§ WHAT YOU WILL DO: List each line holding the string "Icebreaker".

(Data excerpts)
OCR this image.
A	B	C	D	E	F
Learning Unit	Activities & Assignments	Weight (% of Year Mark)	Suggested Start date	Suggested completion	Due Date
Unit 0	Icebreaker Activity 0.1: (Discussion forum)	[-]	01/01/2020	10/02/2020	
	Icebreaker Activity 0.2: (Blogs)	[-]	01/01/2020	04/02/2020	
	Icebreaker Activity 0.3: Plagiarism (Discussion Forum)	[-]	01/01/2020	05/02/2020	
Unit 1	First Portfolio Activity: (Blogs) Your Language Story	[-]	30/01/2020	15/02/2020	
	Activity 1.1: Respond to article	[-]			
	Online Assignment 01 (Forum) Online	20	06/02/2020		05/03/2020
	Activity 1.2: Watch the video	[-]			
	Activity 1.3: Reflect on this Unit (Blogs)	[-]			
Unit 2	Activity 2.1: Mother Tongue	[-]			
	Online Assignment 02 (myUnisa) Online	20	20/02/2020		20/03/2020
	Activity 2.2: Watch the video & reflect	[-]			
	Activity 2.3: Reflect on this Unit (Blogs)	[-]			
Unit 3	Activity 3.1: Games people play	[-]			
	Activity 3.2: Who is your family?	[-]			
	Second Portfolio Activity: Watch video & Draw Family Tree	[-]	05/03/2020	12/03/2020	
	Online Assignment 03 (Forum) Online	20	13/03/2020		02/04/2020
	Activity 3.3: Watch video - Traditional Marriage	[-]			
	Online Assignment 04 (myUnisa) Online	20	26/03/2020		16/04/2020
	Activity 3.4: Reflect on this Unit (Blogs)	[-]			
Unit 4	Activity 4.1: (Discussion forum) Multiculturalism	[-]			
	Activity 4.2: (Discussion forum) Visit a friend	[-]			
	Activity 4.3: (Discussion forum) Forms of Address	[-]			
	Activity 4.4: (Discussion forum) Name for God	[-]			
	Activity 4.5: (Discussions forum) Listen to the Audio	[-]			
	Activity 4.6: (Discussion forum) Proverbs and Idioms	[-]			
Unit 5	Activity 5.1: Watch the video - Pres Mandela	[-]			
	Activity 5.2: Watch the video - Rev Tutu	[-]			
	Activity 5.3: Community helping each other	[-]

§ RESPONSE TO THIS EXERCISE:
Unit 0	Icebreaker Activity 0.1: (Discussion forum)	[-]	01/01/2020	10/02/2020	
	Icebreaker Activity 0.2: (Blogs)	[-]	01/01/2020	04/02/2020	
	Icebreaker Activity 0.3: Plagiarism (Discussion Forum)	[-]	01/01/2020	05/02/2020	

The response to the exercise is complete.